AIM
Restate all the material verbatim, except for the pictures.

Data entries:
* begin *
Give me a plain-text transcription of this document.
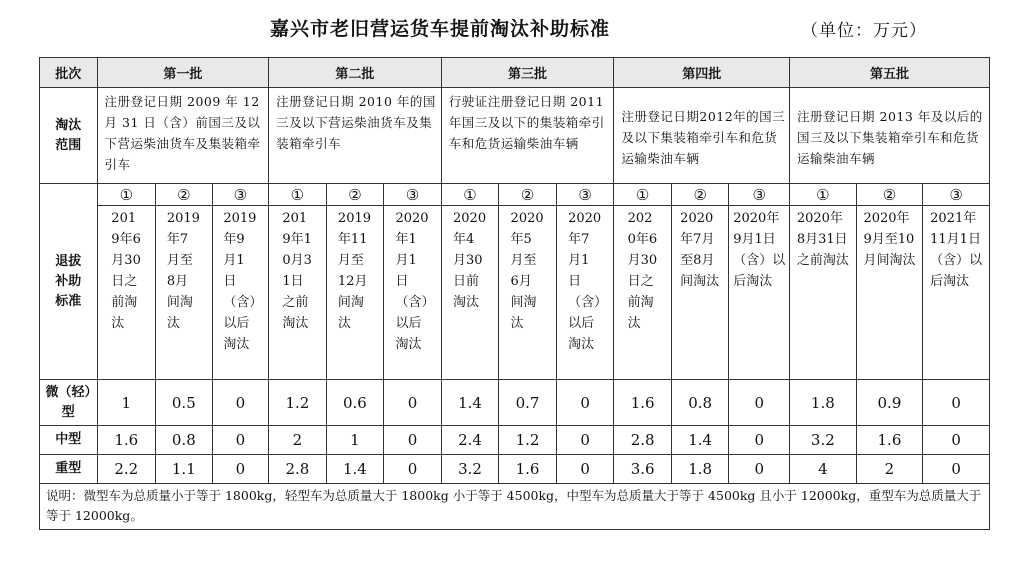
嘉兴市老旧营运货车提前淘汰补助标准	（单位：万元）
批次	第一批			第二批			第三批			第四批			第五批		
淘汰范围	注册登记日期 2009 年 12 月 31 日（含）前国三及以下营运柴油货车及集装箱牵引车			注册登记日期 2010 年的国三及以下营运柴油货车及集装箱牵引车			行驶证注册登记日期 2011 年国三及以下的集装箱牵引车和危货运输柴油车辆			注册登记日期2012年的国三及以下集装箱牵引车和危货运输柴油车辆			注册登记日期 2013 年及以后的国三及以下集装箱牵引车和危货运输柴油车辆		
退拔补助标准	①	②	③	①	②	③	①	②	③	①	②	③	①	②	③

	2019年6月30日之前淘汰	2019年7月至8月间淘汰	2019年9月1日（含）以后淘汰	2019年10月31日之前淘汰	2019年11月至12月间淘汰	2020年1月1日（含）以后淘汰	2020年4月30日前淘汰	2020年5月至6月间淘汰	2020年7月1日（含）以后淘汰	2020年6月30日之前淘汰	2020年7月至8月间淘汰	2020年9月1日（含）以后淘汰	2020年8月31日之前淘汰	2020年9月至10月间淘汰	2021年11月1日（含）以后淘汰

微（轻）型	1	0.5	0	1.2	0.6	0	1.4	0.7	0	1.6	0.8	0	1.8	0.9	0
中型	1.6	0.8	0	2	1	0	2.4	1.2	0	2.8	1.4	0	3.2	1.6	0
重型	2.2	1.1	0	2.8	1.4	0	3.2	1.6	0	3.6	1.8	0	4	2	0
说明：微型车为总质量小于等于 1800kg，轻型车为总质量大于 1800kg 小于等于 4500kg，中型车为总质量大于等于 4500kg 且小于 12000kg，重型车为总质量大于等于 12000kg。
* end *
WRITTEN SOLUTION
Give me a plain-text transcription of this document.
嘉兴市老旧营运货车提前淘汰补助标准	（单位：万元）
批次	第一批			第二批			第三批			第四批			第五批		
淘汰范围	注册登记日期 2009 年 12 月 31 日（含）前国三及以下营运柴油货车及集装箱牵引车			注册登记日期 2010 年的国三及以下营运柴油货车及集装箱牵引车			行驶证注册登记日期 2011 年国三及以下的集装箱牵引车和危货运输柴油车辆			注册登记日期2012年的国三及以下集装箱牵引车和危货运输柴油车辆			注册登记日期 2013 年及以后的国三及以下集装箱牵引车和危货运输柴油车辆		
退拔补助标准	①	②	③	①	②	③	①	②	③	①	②	③	①	②	③

	2019年6月30日之前淘汰	2019年7月至8月间淘汰	2019年9月1日（含）以后淘汰	2019年10月31日之前淘汰	2019年11月至12月间淘汰	2020年1月1日（含）以后淘汰	2020年4月30日前淘汰	2020年5月至6月间淘汰	2020年7月1日（含）以后淘汰	2020年6月30日之前淘汰	2020年7月至8月间淘汰	2020年9月1日（含）以后淘汰	2020年8月31日之前淘汰	2020年9月至10月间淘汰	2021年11月1日（含）以后淘汰

微（轻）型	1	0.5	0	1.2	0.6	0	1.4	0.7	0	1.6	0.8	0	1.8	0.9	0
中型	1.6	0.8	0	2	1	0	2.4	1.2	0	2.8	1.4	0	3.2	1.6	0
重型	2.2	1.1	0	2.8	1.4	0	3.2	1.6	0	3.6	1.8	0	4	2	0
说明：微型车为总质量小于等于 1800kg，轻型车为总质量大于 1800kg 小于等于 4500kg，中型车为总质量大于等于 4500kg 且小于 12000kg，重型车为总质量大于等于 12000kg。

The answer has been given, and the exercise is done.